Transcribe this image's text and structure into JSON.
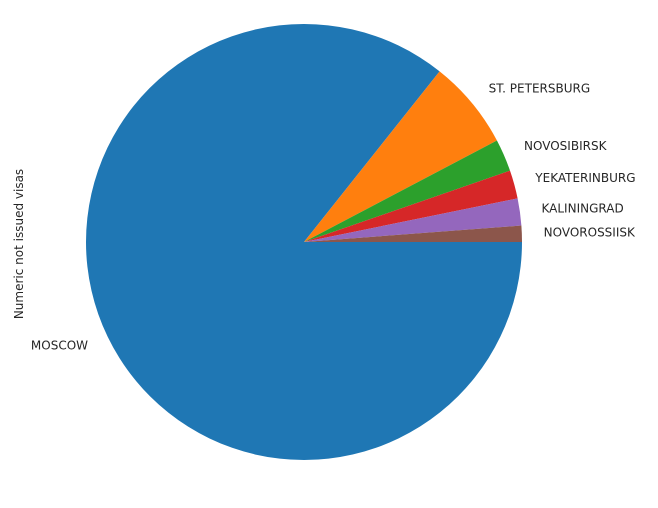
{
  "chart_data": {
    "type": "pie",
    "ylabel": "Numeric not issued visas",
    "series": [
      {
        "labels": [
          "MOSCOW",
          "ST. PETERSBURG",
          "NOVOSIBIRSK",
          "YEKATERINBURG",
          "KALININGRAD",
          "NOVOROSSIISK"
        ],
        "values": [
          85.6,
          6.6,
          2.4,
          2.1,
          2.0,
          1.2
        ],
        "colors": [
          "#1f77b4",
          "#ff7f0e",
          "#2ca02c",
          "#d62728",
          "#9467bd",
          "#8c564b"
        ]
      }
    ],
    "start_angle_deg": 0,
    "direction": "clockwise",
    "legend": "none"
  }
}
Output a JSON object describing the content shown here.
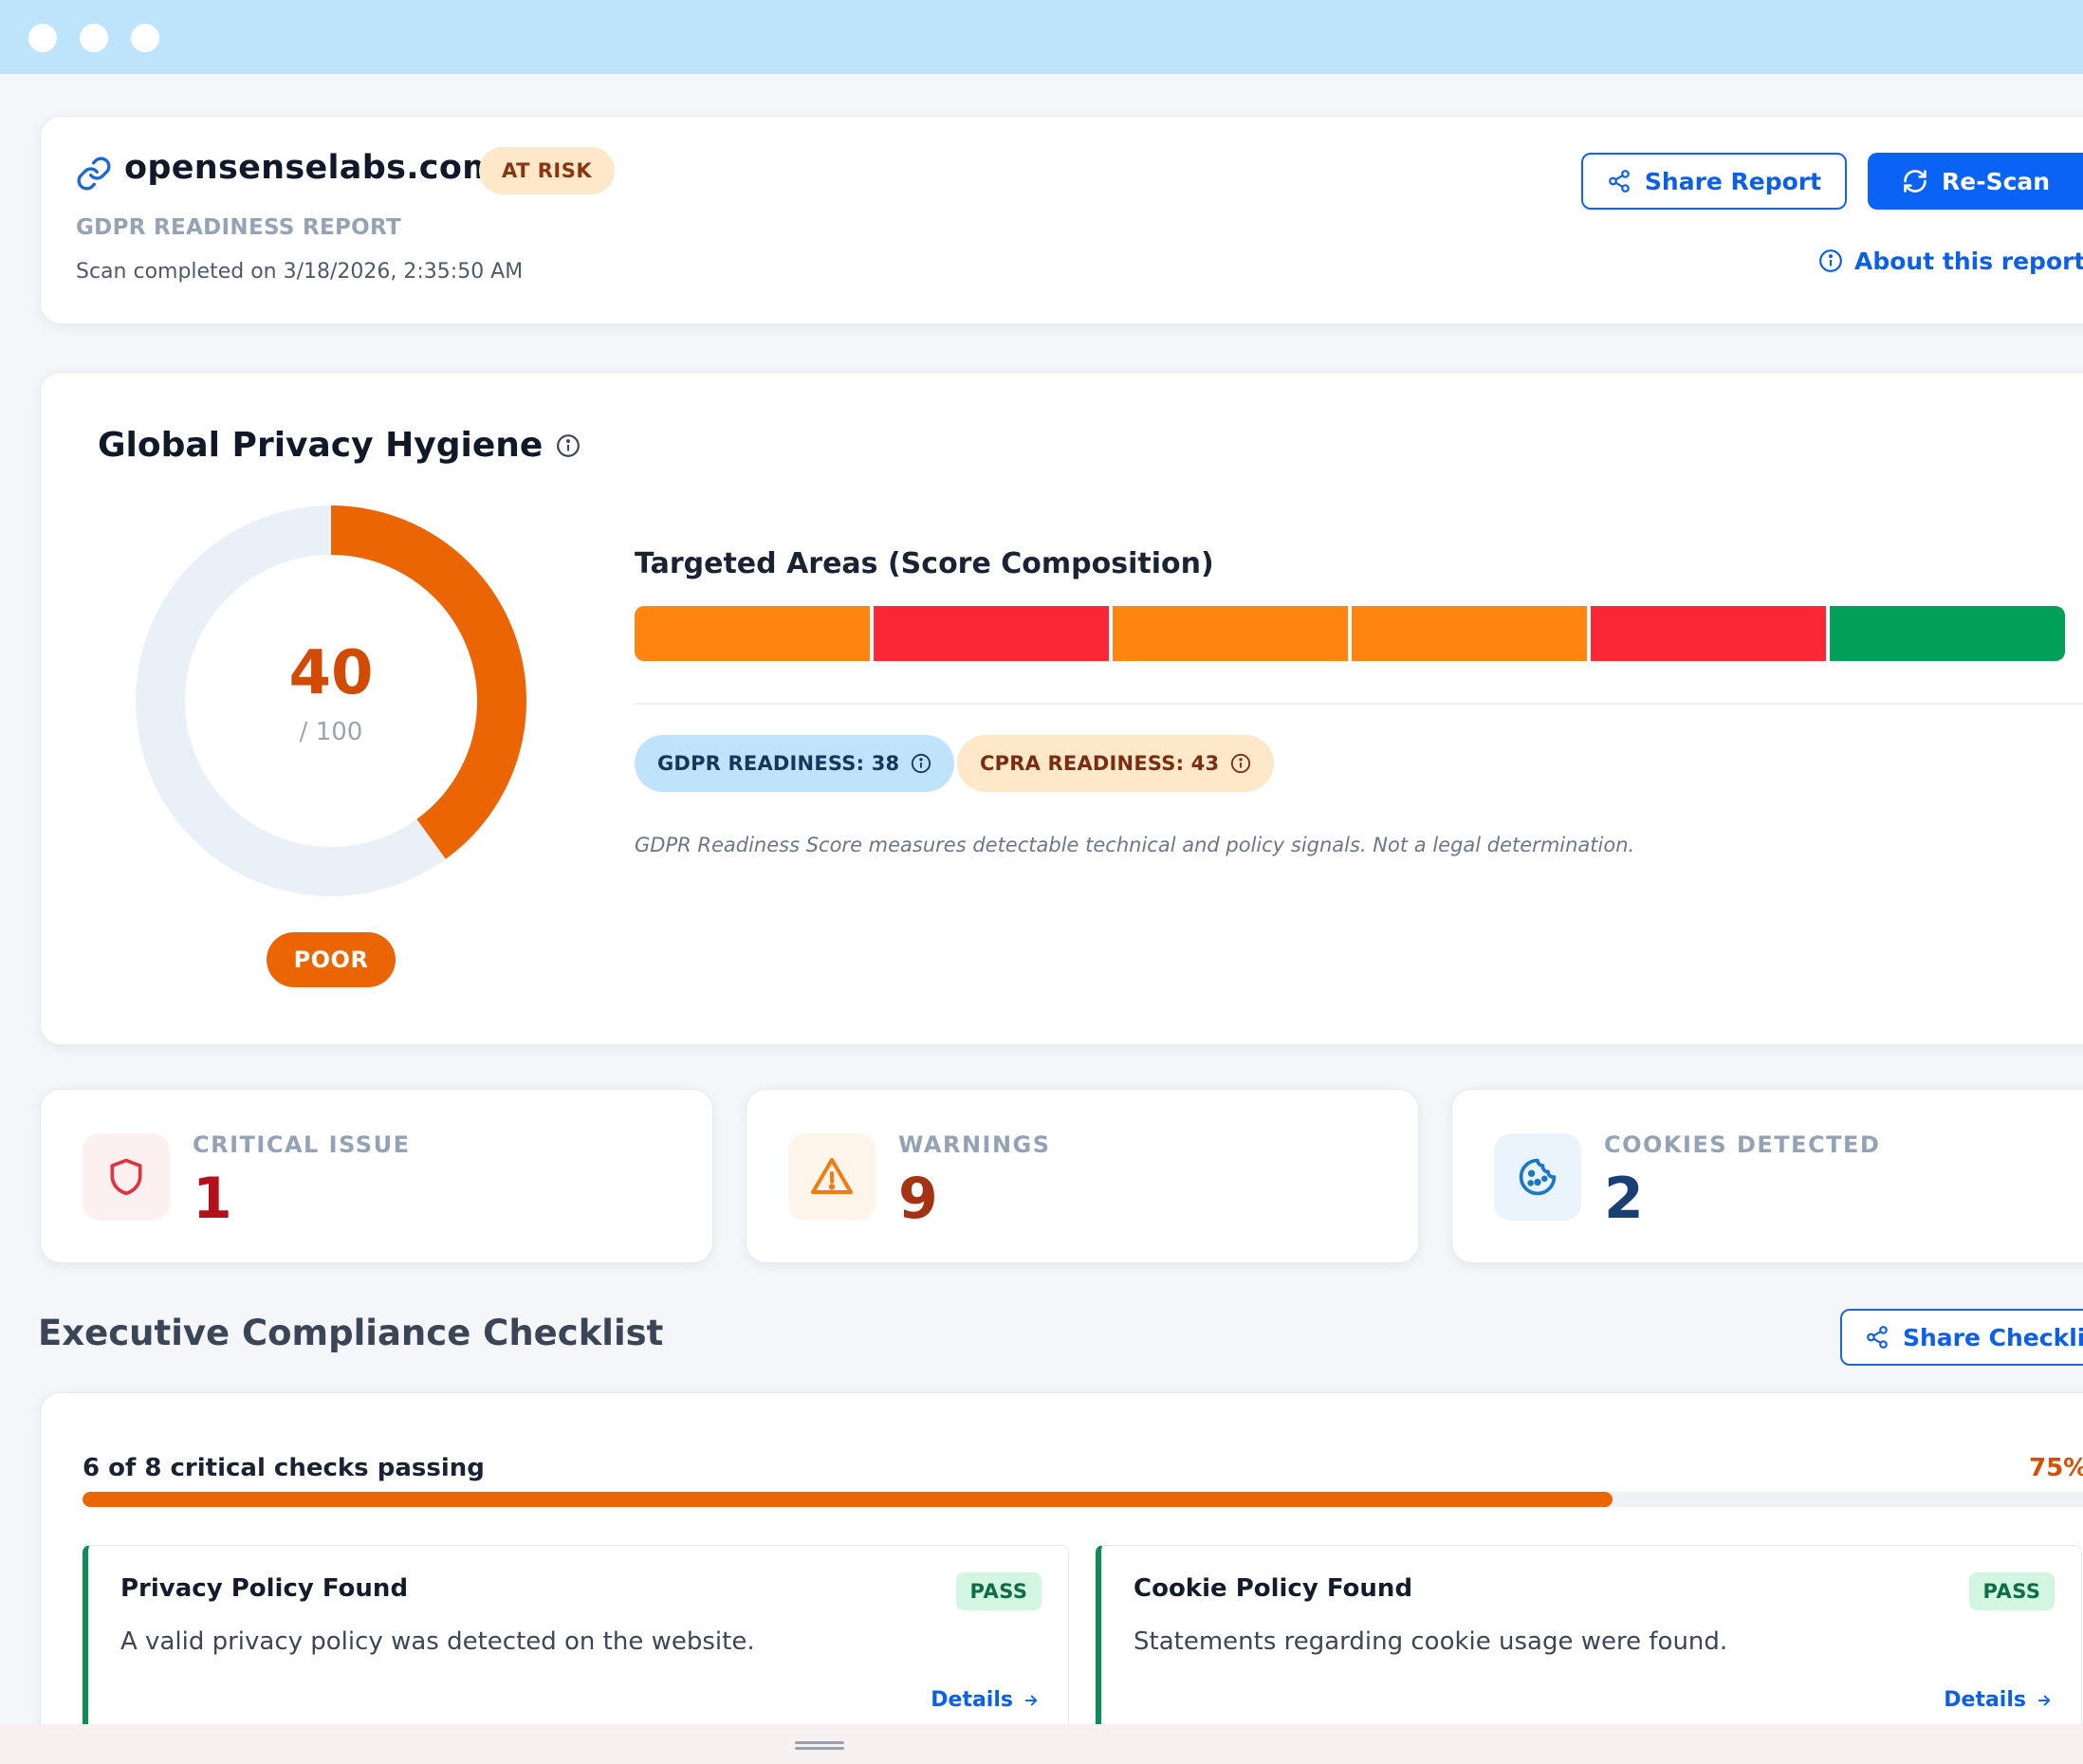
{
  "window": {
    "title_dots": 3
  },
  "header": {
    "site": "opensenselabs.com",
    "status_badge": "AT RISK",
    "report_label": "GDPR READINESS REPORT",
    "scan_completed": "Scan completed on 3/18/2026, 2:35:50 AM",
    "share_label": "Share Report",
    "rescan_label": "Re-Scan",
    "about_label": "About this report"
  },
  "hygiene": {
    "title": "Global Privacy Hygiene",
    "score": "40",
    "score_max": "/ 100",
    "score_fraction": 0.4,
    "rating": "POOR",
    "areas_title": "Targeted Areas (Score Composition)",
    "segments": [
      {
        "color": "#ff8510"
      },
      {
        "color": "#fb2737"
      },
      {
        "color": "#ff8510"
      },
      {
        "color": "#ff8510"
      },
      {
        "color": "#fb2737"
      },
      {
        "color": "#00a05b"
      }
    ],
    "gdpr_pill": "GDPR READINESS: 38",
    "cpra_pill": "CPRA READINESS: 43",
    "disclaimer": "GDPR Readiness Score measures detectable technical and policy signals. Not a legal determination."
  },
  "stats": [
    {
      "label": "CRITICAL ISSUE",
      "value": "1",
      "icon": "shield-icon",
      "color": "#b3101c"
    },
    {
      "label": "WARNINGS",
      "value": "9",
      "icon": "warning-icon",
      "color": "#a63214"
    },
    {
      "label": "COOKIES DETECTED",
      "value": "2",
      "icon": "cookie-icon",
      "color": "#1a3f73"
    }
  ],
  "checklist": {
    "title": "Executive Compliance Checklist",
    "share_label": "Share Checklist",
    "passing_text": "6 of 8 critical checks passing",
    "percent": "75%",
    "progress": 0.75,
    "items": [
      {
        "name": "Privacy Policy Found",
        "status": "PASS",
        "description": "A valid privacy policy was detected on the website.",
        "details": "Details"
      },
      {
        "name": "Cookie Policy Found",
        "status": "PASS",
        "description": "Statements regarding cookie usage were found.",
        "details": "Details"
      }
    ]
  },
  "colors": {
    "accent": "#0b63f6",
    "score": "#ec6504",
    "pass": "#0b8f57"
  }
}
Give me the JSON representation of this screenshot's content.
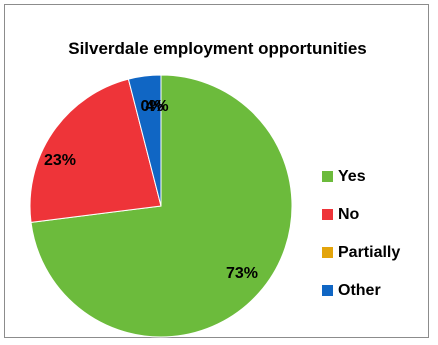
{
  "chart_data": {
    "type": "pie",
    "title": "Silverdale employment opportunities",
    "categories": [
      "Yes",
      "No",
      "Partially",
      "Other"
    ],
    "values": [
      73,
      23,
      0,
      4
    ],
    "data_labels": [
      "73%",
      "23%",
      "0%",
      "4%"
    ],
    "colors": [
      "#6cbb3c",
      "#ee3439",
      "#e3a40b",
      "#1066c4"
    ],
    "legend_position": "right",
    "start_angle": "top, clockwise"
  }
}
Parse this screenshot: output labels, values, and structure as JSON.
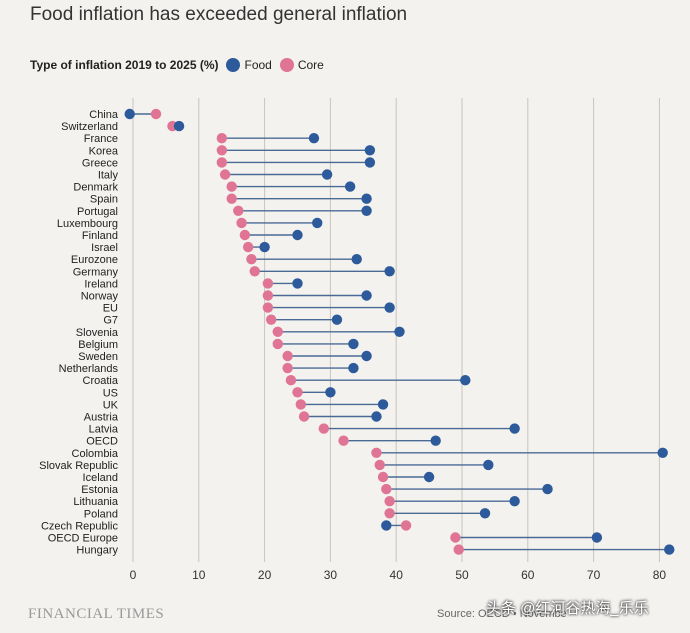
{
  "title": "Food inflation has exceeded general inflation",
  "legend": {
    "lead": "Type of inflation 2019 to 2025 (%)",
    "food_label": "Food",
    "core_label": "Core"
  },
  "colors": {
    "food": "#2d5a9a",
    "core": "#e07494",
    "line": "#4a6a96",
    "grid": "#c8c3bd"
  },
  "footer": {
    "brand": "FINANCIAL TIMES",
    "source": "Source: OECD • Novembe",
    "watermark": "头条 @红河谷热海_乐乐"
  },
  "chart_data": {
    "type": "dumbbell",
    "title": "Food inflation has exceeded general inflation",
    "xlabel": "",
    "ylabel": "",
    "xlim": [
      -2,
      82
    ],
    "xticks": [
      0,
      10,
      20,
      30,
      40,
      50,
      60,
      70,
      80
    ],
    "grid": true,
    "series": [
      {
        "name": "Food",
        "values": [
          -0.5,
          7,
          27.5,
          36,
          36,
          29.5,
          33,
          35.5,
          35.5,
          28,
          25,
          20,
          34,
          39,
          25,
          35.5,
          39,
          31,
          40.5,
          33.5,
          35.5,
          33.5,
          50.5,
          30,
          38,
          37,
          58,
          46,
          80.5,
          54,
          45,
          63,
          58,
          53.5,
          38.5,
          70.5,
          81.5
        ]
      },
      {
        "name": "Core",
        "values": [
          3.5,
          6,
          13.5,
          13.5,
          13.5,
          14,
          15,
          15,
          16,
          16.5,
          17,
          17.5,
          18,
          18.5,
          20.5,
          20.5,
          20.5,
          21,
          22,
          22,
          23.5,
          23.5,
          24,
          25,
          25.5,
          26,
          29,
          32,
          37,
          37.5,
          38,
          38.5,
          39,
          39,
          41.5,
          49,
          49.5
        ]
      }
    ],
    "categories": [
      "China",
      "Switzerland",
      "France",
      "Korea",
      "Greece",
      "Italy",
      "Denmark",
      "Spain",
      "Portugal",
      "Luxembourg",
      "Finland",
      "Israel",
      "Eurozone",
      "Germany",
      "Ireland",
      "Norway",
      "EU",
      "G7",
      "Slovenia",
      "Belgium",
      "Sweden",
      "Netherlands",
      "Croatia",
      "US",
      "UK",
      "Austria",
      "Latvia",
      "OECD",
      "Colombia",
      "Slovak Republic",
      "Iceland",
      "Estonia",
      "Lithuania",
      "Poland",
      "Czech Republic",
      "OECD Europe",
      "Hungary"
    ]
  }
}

## [Work to be completed]
Repeat the material verbatim. Do not carry over any picture.

## [The reply]
Transcribe this image's text and structure into JSON.
{
  "chart_data": {
    "type": "pie",
    "ylabel": "Numeric not issued visas",
    "series": [
      {
        "labels": [
          "MOSCOW",
          "ST. PETERSBURG",
          "NOVOSIBIRSK",
          "YEKATERINBURG",
          "KALININGRAD",
          "NOVOROSSIISK"
        ],
        "values": [
          85.6,
          6.6,
          2.4,
          2.1,
          2.0,
          1.2
        ],
        "colors": [
          "#1f77b4",
          "#ff7f0e",
          "#2ca02c",
          "#d62728",
          "#9467bd",
          "#8c564b"
        ]
      }
    ],
    "start_angle_deg": 0,
    "direction": "clockwise",
    "legend": "none"
  }
}
Output a JSON object describing the content shown here.
{
  "window": {
    "title_dots": 3
  },
  "header": {
    "site": "opensenselabs.com",
    "status_badge": "AT RISK",
    "report_label": "GDPR READINESS REPORT",
    "scan_completed": "Scan completed on 3/18/2026, 2:35:50 AM",
    "share_label": "Share Report",
    "rescan_label": "Re-Scan",
    "about_label": "About this report"
  },
  "hygiene": {
    "title": "Global Privacy Hygiene",
    "score": "40",
    "score_max": "/ 100",
    "score_fraction": 0.4,
    "rating": "POOR",
    "areas_title": "Targeted Areas (Score Composition)",
    "segments": [
      {
        "color": "#ff8510"
      },
      {
        "color": "#fb2737"
      },
      {
        "color": "#ff8510"
      },
      {
        "color": "#ff8510"
      },
      {
        "color": "#fb2737"
      },
      {
        "color": "#00a05b"
      }
    ],
    "gdpr_pill": "GDPR READINESS: 38",
    "cpra_pill": "CPRA READINESS: 43",
    "disclaimer": "GDPR Readiness Score measures detectable technical and policy signals. Not a legal determination."
  },
  "stats": [
    {
      "label": "CRITICAL ISSUE",
      "value": "1",
      "icon": "shield-icon",
      "color": "#b3101c"
    },
    {
      "label": "WARNINGS",
      "value": "9",
      "icon": "warning-icon",
      "color": "#a63214"
    },
    {
      "label": "COOKIES DETECTED",
      "value": "2",
      "icon": "cookie-icon",
      "color": "#1a3f73"
    }
  ],
  "checklist": {
    "title": "Executive Compliance Checklist",
    "share_label": "Share Checklist",
    "passing_text": "6 of 8 critical checks passing",
    "percent": "75%",
    "progress": 0.75,
    "items": [
      {
        "name": "Privacy Policy Found",
        "status": "PASS",
        "description": "A valid privacy policy was detected on the website.",
        "details": "Details"
      },
      {
        "name": "Cookie Policy Found",
        "status": "PASS",
        "description": "Statements regarding cookie usage were found.",
        "details": "Details"
      }
    ]
  },
  "colors": {
    "accent": "#0b63f6",
    "score": "#ec6504",
    "pass": "#0b8f57"
  }
}
Give me the JSON representation of this screenshot's content.
{
  "chart_data": {
    "type": "pie",
    "title": "Silverdale employment opportunities",
    "categories": [
      "Yes",
      "No",
      "Partially",
      "Other"
    ],
    "values": [
      73,
      23,
      0,
      4
    ],
    "data_labels": [
      "73%",
      "23%",
      "0%",
      "4%"
    ],
    "colors": [
      "#6cbb3c",
      "#ee3439",
      "#e3a40b",
      "#1066c4"
    ],
    "legend_position": "right",
    "start_angle": "top, clockwise"
  }
}
Parse this screenshot: output labels, values, and structure as JSON.
{
  "title": "Food inflation has exceeded general inflation",
  "legend": {
    "lead": "Type of inflation 2019 to 2025 (%)",
    "food_label": "Food",
    "core_label": "Core"
  },
  "colors": {
    "food": "#2d5a9a",
    "core": "#e07494",
    "line": "#4a6a96",
    "grid": "#c8c3bd"
  },
  "footer": {
    "brand": "FINANCIAL TIMES",
    "source": "Source: OECD • Novembe",
    "watermark": "头条 @红河谷热海_乐乐"
  },
  "chart_data": {
    "type": "dumbbell",
    "title": "Food inflation has exceeded general inflation",
    "xlabel": "",
    "ylabel": "",
    "xlim": [
      -2,
      82
    ],
    "xticks": [
      0,
      10,
      20,
      30,
      40,
      50,
      60,
      70,
      80
    ],
    "grid": true,
    "series": [
      {
        "name": "Food",
        "values": [
          -0.5,
          7,
          27.5,
          36,
          36,
          29.5,
          33,
          35.5,
          35.5,
          28,
          25,
          20,
          34,
          39,
          25,
          35.5,
          39,
          31,
          40.5,
          33.5,
          35.5,
          33.5,
          50.5,
          30,
          38,
          37,
          58,
          46,
          80.5,
          54,
          45,
          63,
          58,
          53.5,
          38.5,
          70.5,
          81.5
        ]
      },
      {
        "name": "Core",
        "values": [
          3.5,
          6,
          13.5,
          13.5,
          13.5,
          14,
          15,
          15,
          16,
          16.5,
          17,
          17.5,
          18,
          18.5,
          20.5,
          20.5,
          20.5,
          21,
          22,
          22,
          23.5,
          23.5,
          24,
          25,
          25.5,
          26,
          29,
          32,
          37,
          37.5,
          38,
          38.5,
          39,
          39,
          41.5,
          49,
          49.5
        ]
      }
    ],
    "categories": [
      "China",
      "Switzerland",
      "France",
      "Korea",
      "Greece",
      "Italy",
      "Denmark",
      "Spain",
      "Portugal",
      "Luxembourg",
      "Finland",
      "Israel",
      "Eurozone",
      "Germany",
      "Ireland",
      "Norway",
      "EU",
      "G7",
      "Slovenia",
      "Belgium",
      "Sweden",
      "Netherlands",
      "Croatia",
      "US",
      "UK",
      "Austria",
      "Latvia",
      "OECD",
      "Colombia",
      "Slovak Republic",
      "Iceland",
      "Estonia",
      "Lithuania",
      "Poland",
      "Czech Republic",
      "OECD Europe",
      "Hungary"
    ]
  }
}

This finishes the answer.